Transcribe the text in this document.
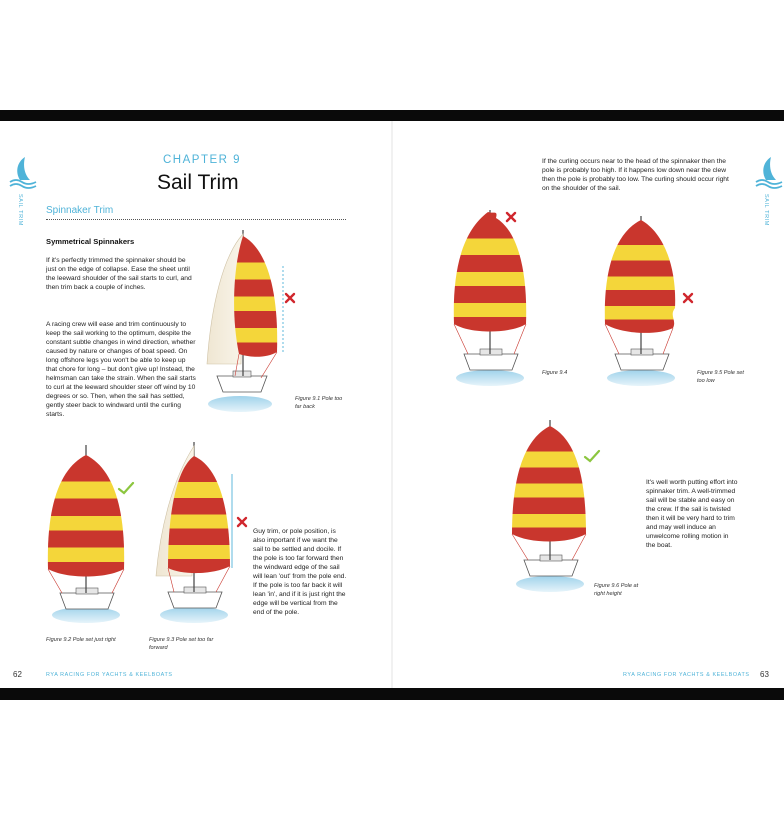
SAIL TRIM
CHAPTER 9
Sail Trim
Spinnaker Trim
Symmetrical Spinnakers
If it's perfectly trimmed the spinnaker should be just on the edge of collapse. Ease the sheet until the leeward shoulder of the sail starts to curl, and then trim back a couple of inches.
A racing crew will ease and trim continuously to keep the sail working to the optimum, despite the constant subtle changes in wind direction, whether caused by nature or changes of boat speed. On long offshore legs you won't be able to keep up that chore for long – but don't give up! Instead, the helmsman can take the strain. When the sail starts to curl at the leeward shoulder steer off wind by 10 degrees or so. Then, when the sail has settled, gently steer back to windward until the curling starts.
Guy trim, or pole position, is also important if we want the sail to be settled and docile. If the pole is too far forward then the windward edge of the sail will lean 'out' from the pole end. If the pole is too far back it will lean 'in', and if it is just right the edge will be vertical from the end of the pole.
Figure 9.1 Pole too far back
Figure 9.2 Pole set just right	Figure 9.3 Pole set too far forward
62	RYA RACING FOR YACHTS & KEELBOATS
SAIL TRIM
If the curling occurs near to the head of the spinnaker then the pole is probably too high. If it happens low down near the clew then the pole is probably too low. The curling should occur right on the shoulder of the sail.
Figure 9.4	Figure 9.5 Pole set too low
Figure 9.6 Pole at right height
It's well worth putting effort into spinnaker trim. A well-trimmed sail will be stable and easy on the crew. If the sail is twisted then it will be very hard to trim and may well induce an unwelcome rolling motion in the boat.
RYA RACING FOR YACHTS & KEELBOATS 63
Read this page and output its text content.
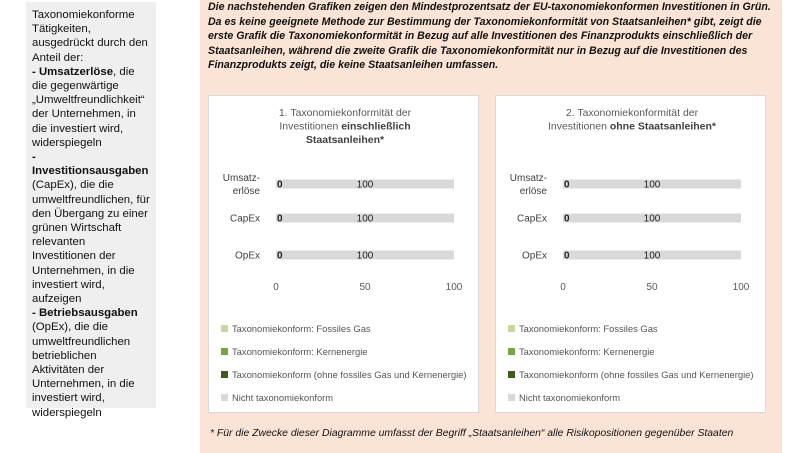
Taxonomiekonforme Tätigkeiten, ausgedrückt durch den Anteil der:

- Umsatzerlöse, die die gegenwärtige „Umweltfreundlichkeit“ der Unternehmen, in die investiert wird, widerspiegeln

- Investitionsausgaben (CapEx), die die umweltfreundlichen, für den Übergang zu einer grünen Wirtschaft relevanten Investitionen der Unternehmen, in die investiert wird, aufzeigen

- Betriebsausgaben (OpEx), die die umweltfreundlichen betrieblichen Aktivitäten der Unternehmen, in die investiert wird, widerspiegeln

Die nachstehenden Grafiken zeigen den Mindestprozentsatz der EU-taxonomiekonformen Investitionen in Grün. Da es keine geeignete Methode zur Bestimmung der Taxonomiekonformität von Staatsanleihen* gibt, zeigt die erste Grafik die Taxonomiekonformität in Bezug auf alle Investitionen des Finanzprodukts einschließlich der Staatsanleihen, während die zweite Grafik die Taxonomiekonformität nur in Bezug auf die Investitionen des Finanzprodukts zeigt, die keine Staatsanleihen umfassen.
1. Taxonomiekonformität der
Investitionen einschließlich
Staatsanleihen*
Umsatz-erlöse
0	100
CapEx 0	100
OpEx 0	100
0	50	100
Taxonomiekonform: Fossiles Gas
Taxonomiekonform: Kernenergie
Taxonomiekonform (ohne fossiles Gas und Kernenergie)
Nicht taxonomiekonform
2. Taxonomiekonformität der
Investitionen ohne Staatsanleihen*
Umsatz-erlöse
0	100
CapEx 0	100
OpEx 0	100
0	50	100
Taxonomiekonform: Fossiles Gas
Taxonomiekonform: Kernenergie
Taxonomiekonform (ohne fossiles Gas und Kernenergie)
Nicht taxonomiekonform
* Für die Zwecke dieser Diagramme umfasst der Begriff „Staatsanleihen“ alle Risikopositionen gegenüber Staaten
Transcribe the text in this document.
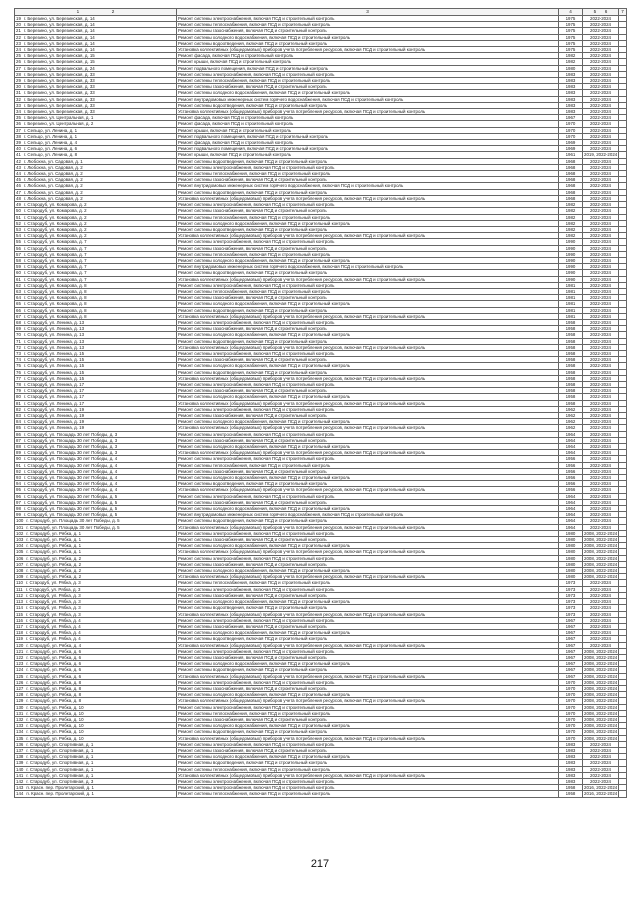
1 2	3	4	5 6	7
19 г. Березино, ул. Березинская, д. 14	Ремонт системы электроснабжения, включая ПСД и строительный контроль	1975	2022-2024	
20 г. Березино, ул. Березинская, д. 14	Ремонт системы теплоснабжения, включая ПСД и строительный контроль	1975	2022-2024	
21 г. Березино, ул. Березинская, д. 14	Ремонт системы газоснабжения, включая ПСД и строительный контроль	1975	2022-2024	
22 г. Березино, ул. Березинская, д. 14	Ремонт системы холодного водоснабжения, включая ПСД и строительный контроль	1975	2022-2024	
23 г. Березино, ул. Березинская, д. 14	Ремонт системы водоотведения, включая ПСД и строительный контроль	1975	2022-2024	
24 г. Березино, ул. Березинская, д. 14	Установка коллективных (общедомовых) приборов учета потребления ресурсов, включая ПСД и строительный контроль	1975	2022-2024	
25 г. Березино, ул. Березинская, д. 15	Ремонт фасада, включая ПСД и строительный контроль	1982	2022-2024	
26 г. Березино, ул. Березинская, д. 15	Ремонт крыши, включая ПСД и строительный контроль	1982	2022-2024	
27 г. Березино, ул. Березинская, д. 24	Ремонт подвального помещения, включая ПСД и строительный контроль	1980	2022-2024	
28 г. Березино, ул. Березинская, д. 33	Ремонт системы электроснабжения, включая ПСД и строительный контроль	1983	2022-2024	
29 г. Березино, ул. Березинская, д. 33	Ремонт системы теплоснабжения, включая ПСД и строительный контроль	1983	2022-2024	
30 г. Березино, ул. Березинская, д. 33	Ремонт системы газоснабжения, включая ПСД и строительный контроль	1983	2022-2024	
31 г. Березино, ул. Березинская, д. 33	Ремонт системы холодного водоснабжения, включая ПСД и строительный контроль	1983	2022-2024	
32 г. Березино, ул. Березинская, д. 33	Ремонт внутридомовых инженерных систем горячего водоснабжения, включая ПСД и строительный контроль	1983	2022-2024	
33 г. Березино, ул. Березинская, д. 33	Ремонт системы водоотведения, включая ПСД и строительный контроль	1983	2022-2024	
34 г. Березино, ул. Березинская, д. 33	Установка коллективных (общедомовых) приборов учета потребления ресурсов, включая ПСД и строительный контроль	1983	2022-2024	
35 г. Березино, ул. Центральная, д. 1	Ремонт фасада, включая ПСД и строительный контроль	1967	2022-2024	
36 г. Березино, ул. Центральная, д. 2	Ремонт фасада, включая ПСД и строительный контроль	1970	2022-2024	
37 г. Сельцо, ул. Ленина, д. 1	Ремонт крыши, включая ПСД и строительный контроль	1970	2022-2024	
38 г. Сельцо, ул. Ленина, д. 1	Ремонт подвального помещения, включая ПСД и строительный контроль	1970	2022-2024	
39 г. Сельцо, ул. Ленина, д. 4	Ремонт фасада, включая ПСД и строительный контроль	1969	2022-2024	
40 г. Сельцо, ул. Ленина, д. 6	Ремонт подвального помещения, включая ПСД и строительный контроль	1969	2022-2024	
41 г. Сельцо, ул. Ленина, д. 8	Ремонт крыши, включая ПСД и строительный контроль	1961	2019, 2022-2024	
42 г. Любохна, ул. Садовая, д. 1	Ремонт системы водоотведения, включая ПСД и строительный контроль	1968	2022-2024	
43 г. Любохна, ул. Садовая, д. 2	Ремонт системы электроснабжения, включая ПСД и строительный контроль	1968	2022-2024	
44 г. Любохна, ул. Садовая, д. 2	Ремонт системы теплоснабжения, включая ПСД и строительный контроль	1968	2022-2024	
45 г. Любохна, ул. Садовая, д. 2	Ремонт системы газоснабжения, включая ПСД и строительный контроль	1968	2022-2024	
46 г. Любохна, ул. Садовая, д. 2	Ремонт внутридомовых инженерных систем горячего водоснабжения, включая ПСД и строительный контроль	1968	2022-2024	
47 г. Любохна, ул. Садовая, д. 2	Ремонт системы водоотведения, включая ПСД и строительный контроль	1968	2022-2024	
48 г. Любохна, ул. Садовая, д. 2	Установка коллективных (общедомовых) приборов учета потребления ресурсов, включая ПСД и строительный контроль	1968	2022-2024	
49 г. Стародуб, ул. Комарова, д. 2	Ремонт системы электроснабжения, включая ПСД и строительный контроль	1982	2022-2024	
50 г. Стародуб, ул. Комарова, д. 2	Ремонт системы газоснабжения, включая ПСД и строительный контроль	1982	2022-2024	
51 г. Стародуб, ул. Комарова, д. 2	Ремонт системы теплоснабжения, включая ПСД и строительный контроль	1982	2022-2024	
52 г. Стародуб, ул. Комарова, д. 2	Ремонт системы холодного водоснабжения, включая ПСД и строительный контроль	1982	2022-2024	
53 г. Стародуб, ул. Комарова, д. 2	Ремонт системы водоотведения, включая ПСД и строительный контроль	1982	2022-2024	
54 г. Стародуб, ул. Комарова, д. 2	Установка коллективных (общедомовых) приборов учета потребления ресурсов, включая ПСД и строительный контроль	1982	2022-2024	
55 г. Стародуб, ул. Комарова, д. 7	Ремонт системы электроснабжения, включая ПСД и строительный контроль	1990	2022-2024	
56 г. Стародуб, ул. Комарова, д. 7	Ремонт системы газоснабжения, включая ПСД и строительный контроль	1990	2022-2024	
57 г. Стародуб, ул. Комарова, д. 7	Ремонт системы теплоснабжения, включая ПСД и строительный контроль	1990	2022-2024	
58 г. Стародуб, ул. Комарова, д. 7	Ремонт системы холодного водоснабжения, включая ПСД и строительный контроль	1990	2022-2024	
59 г. Стародуб, ул. Комарова, д. 7	Ремонт внутридомовых инженерных систем горячего водоснабжения, включая ПСД и строительный контроль	1990	2022-2024	
60 г. Стародуб, ул. Комарова, д. 7	Ремонт системы водоотведения, включая ПСД и строительный контроль	1990	2022-2024	
61 г. Стародуб, ул. Комарова, д. 7	Установка коллективных (общедомовых) приборов учета потребления ресурсов, включая ПСД и строительный контроль	1990	2022-2024	
62 г. Стародуб, ул. Комарова, д. 8	Ремонт системы электроснабжения, включая ПСД и строительный контроль	1981	2022-2024	
63 г. Стародуб, ул. Комарова, д. 8	Ремонт системы теплоснабжения, включая ПСД и строительный контроль	1981	2022-2024	
64 г. Стародуб, ул. Комарова, д. 8	Ремонт системы газоснабжения, включая ПСД и строительный контроль	1981	2022-2024	
65 г. Стародуб, ул. Комарова, д. 8	Ремонт системы холодного водоснабжения, включая ПСД и строительный контроль	1981	2022-2024	
66 г. Стародуб, ул. Комарова, д. 8	Ремонт системы водоотведения, включая ПСД и строительный контроль	1981	2022-2024	
67 г. Стародуб, ул. Комарова, д. 8	Установка коллективных (общедомовых) приборов учета потребления ресурсов, включая ПСД и строительный контроль	1981	2022-2024	
68 г. Стародуб, ул. Ленина, д. 13	Ремонт системы электроснабжения, включая ПСД и строительный контроль	1958	2022-2024	
69 г. Стародуб, ул. Ленина, д. 13	Ремонт системы газоснабжения, включая ПСД и строительный контроль	1958	2022-2024	
70 г. Стародуб, ул. Ленина, д. 13	Ремонт системы холодного водоснабжения, включая ПСД и строительный контроль	1958	2022-2024	
71 г. Стародуб, ул. Ленина, д. 13	Ремонт системы водоотведения, включая ПСД и строительный контроль	1958	2022-2024	
72 г. Стародуб, ул. Ленина, д. 13	Установка коллективных (общедомовых) приборов учета потребления ресурсов, включая ПСД и строительный контроль	1958	2022-2024	
73 г. Стародуб, ул. Ленина, д. 15	Ремонт системы электроснабжения, включая ПСД и строительный контроль	1958	2022-2024	
74 г. Стародуб, ул. Ленина, д. 15	Ремонт системы газоснабжения, включая ПСД и строительный контроль	1958	2022-2024	
75 г. Стародуб, ул. Ленина, д. 15	Ремонт системы холодного водоснабжения, включая ПСД и строительный контроль	1958	2022-2024	
76 г. Стародуб, ул. Ленина, д. 15	Ремонт системы водоотведения, включая ПСД и строительный контроль	1958	2022-2024	
77 г. Стародуб, ул. Ленина, д. 15	Установка коллективных (общедомовых) приборов учета потребления ресурсов, включая ПСД и строительный контроль	1958	2022-2024	
78 г. Стародуб, ул. Ленина, д. 17	Ремонт системы электроснабжения, включая ПСД и строительный контроль	1958	2022-2024	
79 г. Стародуб, ул. Ленина, д. 17	Ремонт системы газоснабжения, включая ПСД и строительный контроль	1958	2022-2024	
80 г. Стародуб, ул. Ленина, д. 17	Ремонт системы холодного водоснабжения, включая ПСД и строительный контроль	1958	2022-2024	
81 г. Стародуб, ул. Ленина, д. 17	Установка коллективных (общедомовых) приборов учета потребления ресурсов, включая ПСД и строительный контроль	1958	2022-2024	
82 г. Стародуб, ул. Ленина, д. 19	Ремонт системы электроснабжения, включая ПСД и строительный контроль	1962	2022-2024	
83 г. Стародуб, ул. Ленина, д. 19	Ремонт системы газоснабжения, включая ПСД и строительный контроль	1962	2022-2024	
84 г. Стародуб, ул. Ленина, д. 19	Ремонт системы холодного водоснабжения, включая ПСД и строительный контроль	1962	2022-2024	
85 г. Стародуб, ул. Ленина, д. 19	Установка коллективных (общедомовых) приборов учета потребления ресурсов, включая ПСД и строительный контроль	1962	2022-2024	
86 г. Стародуб, ул. Площадь 30 лет Победы, д. 3	Ремонт системы электроснабжения, включая ПСД и строительный контроль	1964	2022-2024	
87 г. Стародуб, ул. Площадь 30 лет Победы, д. 3	Ремонт системы газоснабжения, включая ПСД и строительный контроль	1964	2022-2024	
88 г. Стародуб, ул. Площадь 30 лет Победы, д. 3	Ремонт системы холодного водоснабжения, включая ПСД и строительный контроль	1964	2022-2024	
89 г. Стародуб, ул. Площадь 30 лет Победы, д. 3	Установка коллективных (общедомовых) приборов учета потребления ресурсов, включая ПСД и строительный контроль	1964	2022-2024	
90 г. Стародуб, ул. Площадь 30 лет Победы, д. 4	Ремонт системы электроснабжения, включая ПСД и строительный контроль	1956	2022-2024	
91 г. Стародуб, ул. Площадь 30 лет Победы, д. 4	Ремонт системы теплоснабжения, включая ПСД и строительный контроль	1956	2022-2024	
92 г. Стародуб, ул. Площадь 30 лет Победы, д. 4	Ремонт системы газоснабжения, включая ПСД и строительный контроль	1956	2022-2024	
93 г. Стародуб, ул. Площадь 30 лет Победы, д. 4	Ремонт системы холодного водоснабжения, включая ПСД и строительный контроль	1956	2022-2024	
94 г. Стародуб, ул. Площадь 30 лет Победы, д. 4	Ремонт системы водоотведения, включая ПСД и строительный контроль	1956	2022-2024	
95 г. Стародуб, ул. Площадь 30 лет Победы, д. 4	Установка коллективных (общедомовых) приборов учета потребления ресурсов, включая ПСД и строительный контроль	1956	2022-2024	
96 г. Стародуб, ул. Площадь 30 лет Победы, д. 5	Ремонт системы электроснабжения, включая ПСД и строительный контроль	1964	2022-2024	
97 г. Стародуб, ул. Площадь 30 лет Победы, д. 5	Ремонт системы газоснабжения, включая ПСД и строительный контроль	1964	2022-2024	
98 г. Стародуб, ул. Площадь 30 лет Победы, д. 5	Ремонт системы холодного водоснабжения, включая ПСД и строительный контроль	1964	2022-2024	
99 г. Стародуб, ул. Площадь 30 лет Победы, д. 5	Ремонт внутридомовых инженерных систем горячего водоснабжения, включая ПСД и строительный контроль	1964	2022-2024	
100 г. Стародуб, ул. Площадь 30 лет Победы, д. 5	Ремонт системы водоотведения, включая ПСД и строительный контроль	1964	2022-2024	
101 г. Стародуб, ул. Площадь 30 лет Победы, д. 5	Установка коллективных (общедомовых) приборов учета потребления ресурсов, включая ПСД и строительный контроль	1964	2022-2024	
102 г. Стародуб, ул. Рябка, д. 1	Ремонт системы электроснабжения, включая ПСД и строительный контроль	1980	2008, 2022-2024	
103 г. Стародуб, ул. Рябка, д. 1	Ремонт системы газоснабжения, включая ПСД и строительный контроль	1980	2008, 2022-2024	
104 г. Стародуб, ул. Рябка, д. 1	Ремонт системы холодного водоснабжения, включая ПСД и строительный контроль	1980	2008, 2022-2024	
105 г. Стародуб, ул. Рябка, д. 1	Установка коллективных (общедомовых) приборов учета потребления ресурсов, включая ПСД и строительный контроль	1980	2008, 2022-2024	
106 г. Стародуб, ул. Рябка, д. 2	Ремонт системы электроснабжения, включая ПСД и строительный контроль	1980	2008, 2022-2024	
107 г. Стародуб, ул. Рябка, д. 2	Ремонт системы газоснабжения, включая ПСД и строительный контроль	1980	2008, 2022-2024	
108 г. Стародуб, ул. Рябка, д. 2	Ремонт системы холодного водоснабжения, включая ПСД и строительный контроль	1980	2008, 2022-2024	
109 г. Стародуб, ул. Рябка, д. 2	Установка коллективных (общедомовых) приборов учета потребления ресурсов, включая ПСД и строительный контроль	1980	2008, 2022-2024	
110 г. Стародуб, ул. Рябка, д. 3	Ремонт системы теплоснабжения, включая ПСД и строительный контроль	1973	2022-2024	
111 г. Стародуб, ул. Рябка, д. 3	Ремонт системы электроснабжения, включая ПСД и строительный контроль	1973	2022-2024	
112 г. Стародуб, ул. Рябка, д. 3	Ремонт системы газоснабжения, включая ПСД и строительный контроль	1973	2022-2024	
113 г. Стародуб, ул. Рябка, д. 3	Ремонт системы холодного водоснабжения, включая ПСД и строительный контроль	1973	2022-2024	
114 г. Стародуб, ул. Рябка, д. 3	Ремонт системы водоотведения, включая ПСД и строительный контроль	1973	2022-2024	
115 г. Стародуб, ул. Рябка, д. 3	Установка коллективных (общедомовых) приборов учета потребления ресурсов, включая ПСД и строительный контроль	1973	2022-2024	
116 г. Стародуб, ул. Рябка, д. 4	Ремонт системы электроснабжения, включая ПСД и строительный контроль	1967	2022-2024	
117 г. Стародуб, ул. Рябка, д. 4	Ремонт системы газоснабжения, включая ПСД и строительный контроль	1967	2022-2024	
118 г. Стародуб, ул. Рябка, д. 4	Ремонт системы холодного водоснабжения, включая ПСД и строительный контроль	1967	2022-2024	
119 г. Стародуб, ул. Рябка, д. 4	Ремонт системы водоотведения, включая ПСД и строительный контроль	1967	2022-2024	
120 г. Стародуб, ул. Рябка, д. 4	Установка коллективных (общедомовых) приборов учета потребления ресурсов, включая ПСД и строительный контроль	1967	2022-2024	
121 г. Стародуб, ул. Рябка, д. 6	Ремонт системы электроснабжения, включая ПСД и строительный контроль	1967	2008, 2022-2024	
122 г. Стародуб, ул. Рябка, д. 6	Ремонт системы газоснабжения, включая ПСД и строительный контроль	1967	2008, 2022-2024	
123 г. Стародуб, ул. Рябка, д. 6	Ремонт системы холодного водоснабжения, включая ПСД и строительный контроль	1967	2008, 2022-2024	
124 г. Стародуб, ул. Рябка, д. 6	Ремонт системы водоотведения, включая ПСД и строительный контроль	1967	2008, 2022-2024	
125 г. Стародуб, ул. Рябка, д. 6	Установка коллективных (общедомовых) приборов учета потребления ресурсов, включая ПСД и строительный контроль	1967	2008, 2022-2024	
126 г. Стародуб, ул. Рябка, д. 8	Ремонт системы электроснабжения, включая ПСД и строительный контроль	1970	2008, 2022-2024	
127 г. Стародуб, ул. Рябка, д. 8	Ремонт системы газоснабжения, включая ПСД и строительный контроль	1970	2008, 2022-2024	
128 г. Стародуб, ул. Рябка, д. 8	Ремонт системы холодного водоснабжения, включая ПСД и строительный контроль	1970	2008, 2022-2024	
129 г. Стародуб, ул. Рябка, д. 8	Установка коллективных (общедомовых) приборов учета потребления ресурсов, включая ПСД и строительный контроль	1970	2008, 2022-2024	
130 г. Стародуб, ул. Рябка, д. 10	Ремонт системы электроснабжения, включая ПСД и строительный контроль	1970	2008, 2022-2024	
131 г. Стародуб, ул. Рябка, д. 10	Ремонт системы теплоснабжения, включая ПСД и строительный контроль	1970	2008, 2022-2024	
132 г. Стародуб, ул. Рябка, д. 10	Ремонт системы газоснабжения, включая ПСД и строительный контроль	1970	2008, 2022-2024	
133 г. Стародуб, ул. Рябка, д. 10	Ремонт системы холодного водоснабжения, включая ПСД и строительный контроль	1970	2008, 2022-2024	
134 г. Стародуб, ул. Рябка, д. 10	Ремонт системы водоотведения, включая ПСД и строительный контроль	1970	2008, 2022-2024	
135 г. Стародуб, ул. Рябка, д. 10	Установка коллективных (общедомовых) приборов учета потребления ресурсов, включая ПСД и строительный контроль	1970	2008, 2022-2024	
136 г. Стародуб, ул. Спортивная, д. 1	Ремонт системы электроснабжения, включая ПСД и строительный контроль	1983	2022-2024	
137 г. Стародуб, ул. Спортивная, д. 1	Ремонт системы газоснабжения, включая ПСД и строительный контроль	1983	2022-2024	
138 г. Стародуб, ул. Спортивная, д. 1	Ремонт системы холодного водоснабжения, включая ПСД и строительный контроль	1983	2022-2024	
139 г. Стародуб, ул. Спортивная, д. 1	Ремонт системы водоотведения, включая ПСД и строительный контроль	1983	2022-2024	
140 г. Стародуб, ул. Спортивная, д. 1	Ремонт системы теплоснабжения, включая ПСД и строительный контроль	1983	2022-2024	
141 г. Стародуб, ул. Спортивная, д. 1	Установка коллективных (общедомовых) приборов учета потребления ресурсов, включая ПСД и строительный контроль	1983	2022-2024	
142 г. Стародуб, ул. Спортивная, д. 3	Ремонт системы электроснабжения, включая ПСД и строительный контроль	1983	2022-2024	
143 п. Красн. пер. Пролетарский, д. 1	Ремонт системы электроснабжения, включая ПСД и строительный контроль	1958	2016, 2022-2024	
144 п. Красн. пер. Пролетарский, д. 1	Ремонт системы теплоснабжения, включая ПСД и строительный контроль	1958	2016, 2022-2024	
217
........
## STATED PROBLEM
Gather up the lines containing the word "Спортивная" from these records and copy them.

## REPLY TO THE EXERCISE
136 г. Стародуб, ул. Спортивная, д. 1	Ремонт системы электроснабжения, включая ПСД и строительный контроль	1983	2022-2024	
137 г. Стародуб, ул. Спортивная, д. 1	Ремонт системы газоснабжения, включая ПСД и строительный контроль	1983	2022-2024	
138 г. Стародуб, ул. Спортивная, д. 1	Ремонт системы холодного водоснабжения, включая ПСД и строительный контроль	1983	2022-2024	
139 г. Стародуб, ул. Спортивная, д. 1	Ремонт системы водоотведения, включая ПСД и строительный контроль	1983	2022-2024	
140 г. Стародуб, ул. Спортивная, д. 1	Ремонт системы теплоснабжения, включая ПСД и строительный контроль	1983	2022-2024	
141 г. Стародуб, ул. Спортивная, д. 1	Установка коллективных (общедомовых) приборов учета потребления ресурсов, включая ПСД и строительный контроль	1983	2022-2024	
142 г. Стародуб, ул. Спортивная, д. 3	Ремонт системы электроснабжения, включая ПСД и строительный контроль	1983	2022-2024	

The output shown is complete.